PASSAGE —
+ + +
The Open Society Institute also supports radical black Muslims, who idolize gangsters waging a bloody war against the nation’s police. In 2001, OSI gave $65,000 to the Malcolm X Grassroots Movement. This group is a fitting counterpart to Aryan Nations, which seeks an “All White Pacific Northwest”; the Malcolm X Grassroots Movement campaigns to “free the land!” – specifically, the Southeastern United States, from South Carolina to Louisiana, on which they would establish an all-black homeland. Moreover, this new racist entity would be communist, as the Movement seeks to “(t)o place the major means of production and trade in the trust of the state.” In this, they have gotten tips from the experts; Speakers Bureau member Ina Solomon “represented the organization internationally during her five-month residency in Cuba.”

Most disturbing, the Malcolm X Grassroots Movement’s website lionizes a group of “political prisoners,” all of whom were convicted of killing policemen. Sundiata Acoli, Robert Seth Hayes, Jalil Muntaquin, Herman Bell and Russell Maroon Shoats were all radical black revolutionaries, serving with the Black Panthers and/or Black Liberation Army. Moreover, the website repeatedly excuses their crimes. For instance, of Shoats, the website writes: “In 1970, along with 5 others, Maroon was accused of attacking a police station, which resulted in an officer being killed. This attack was said to have been carried out in response to the rampant police brutality in the Black community.” Of Teddy “Jah” Heath, a “political prisoner who died for the cause” (in prison, of natural causes), the website records: “Teddy ‘Jah’ Heath, along with former (Black) Panther 21 defendant Baba Odinga, was arrested and charged with the politically motivated kidnapping of an organized crime figure from Westchester County. The kidnapping ended peacefully and without injury to anyone.” How reassuring.

Elsewhere, the Movement website deems the Left’s favorite whitey-murderer, Mumia Abu-Jamal, a “political prisoner.” This is not the only pro-Mumia group Soros has funded. His foundations gave generously to the NAACP Legal Defense and Education Fund (NAACP-LDEF), which has filed an amicus curiae brief on behalf of Mumia Abu-Jamal. LDEF leaders frequently speak at “Free Mumia” rallies. The Ford Foundation gave the NAACP-LDEF half-a-million dollars in 2002.

Not content to merely advocate for the release of violent offenders, Soros’ foundations have also helped expand the right to vote . . . to felons. LDEF has also encouraged Florida’s convicted felons to vote in 2000, although that violates state law. As Thomas Ryan noted on yesterday’s FrontPage Magazine, the OSI is also a major contributor to The Sentencing Project, a group that advocates voting rights for felons; much of this support came after a study Soros funded revealed Democrats would receive 70 percent of the felon vote. The Ford and MacArthur Foundations have also funded The Sentencing Project.

In keeping with his tendency to fund racist groups that want to ethnically cleanse portions of the United States, Soros has also funded the racist National Council of La Raza and Mexican American Legal Defense and Education Fund (MALDEF). Both groups seek to open America’s borders and have visions of “reclaiming” Aztlan (the American Southwest, “stolen” from Mexico by the Yanquis). MALDEF is in essence a Ford Foundation creation, with Ford radicalizing the once-noble organization with a $2.2 million grant in 1968.
+ + +
[Stored items]

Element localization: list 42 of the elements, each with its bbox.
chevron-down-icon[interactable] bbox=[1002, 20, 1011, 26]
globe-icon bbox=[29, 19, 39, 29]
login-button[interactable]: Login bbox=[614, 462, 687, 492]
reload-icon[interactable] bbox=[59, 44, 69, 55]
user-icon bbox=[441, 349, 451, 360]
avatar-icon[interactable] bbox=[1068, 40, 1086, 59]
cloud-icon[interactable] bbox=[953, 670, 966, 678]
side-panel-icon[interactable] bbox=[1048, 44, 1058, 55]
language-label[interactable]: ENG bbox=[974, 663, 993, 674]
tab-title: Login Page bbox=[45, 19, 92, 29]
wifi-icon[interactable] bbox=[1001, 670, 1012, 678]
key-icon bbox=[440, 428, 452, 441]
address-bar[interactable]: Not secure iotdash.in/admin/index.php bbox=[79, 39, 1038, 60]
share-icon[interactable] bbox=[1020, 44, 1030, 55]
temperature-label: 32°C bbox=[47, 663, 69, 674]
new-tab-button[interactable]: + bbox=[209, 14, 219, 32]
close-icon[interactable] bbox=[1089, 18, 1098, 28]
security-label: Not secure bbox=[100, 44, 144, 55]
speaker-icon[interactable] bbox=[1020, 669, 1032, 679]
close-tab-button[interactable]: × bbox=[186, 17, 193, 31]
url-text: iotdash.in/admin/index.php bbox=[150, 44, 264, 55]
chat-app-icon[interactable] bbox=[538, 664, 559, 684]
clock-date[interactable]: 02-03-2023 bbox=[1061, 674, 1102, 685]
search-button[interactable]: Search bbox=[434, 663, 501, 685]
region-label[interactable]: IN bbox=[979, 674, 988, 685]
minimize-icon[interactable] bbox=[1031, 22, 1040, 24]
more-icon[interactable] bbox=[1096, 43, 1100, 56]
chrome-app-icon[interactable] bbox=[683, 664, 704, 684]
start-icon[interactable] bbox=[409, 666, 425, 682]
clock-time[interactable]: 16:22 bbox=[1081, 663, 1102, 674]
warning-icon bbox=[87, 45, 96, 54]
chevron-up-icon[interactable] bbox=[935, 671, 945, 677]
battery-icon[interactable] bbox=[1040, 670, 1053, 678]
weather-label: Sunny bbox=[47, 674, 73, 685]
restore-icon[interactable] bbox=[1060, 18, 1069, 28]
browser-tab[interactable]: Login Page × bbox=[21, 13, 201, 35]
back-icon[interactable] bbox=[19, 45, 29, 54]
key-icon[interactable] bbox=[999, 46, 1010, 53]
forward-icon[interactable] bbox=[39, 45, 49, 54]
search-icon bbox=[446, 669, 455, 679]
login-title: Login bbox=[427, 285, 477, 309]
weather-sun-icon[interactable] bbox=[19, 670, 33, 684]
+ + +
TASK INSTRUCTIONS —
**1)** Repeat part of the passage on Soros-funded groups word for word. Begin at "In keeping with" and stop after "grant in 1968.".
**2)** According to the passage on Soros-funded groups, how much did the Open Society Institute give the Malcolm X Grassroots Movement in 2001?

FULL SOLUTIONS —
**1)**
In keeping with his tendency to fund racist groups that want to ethnically cleanse portions of the United States, Soros has also funded the racist National Council of La Raza and Mexican American Legal Defense and Education Fund (MALDEF). Both groups seek to open America’s borders and have visions of “reclaiming” Aztlan (the American Southwest, “stolen” from Mexico by the Yanquis). MALDEF is in essence a Ford Foundation creation, with Ford radicalizing the once-noble organization with a $2.2 million grant in 1968.

**2)** $65,000.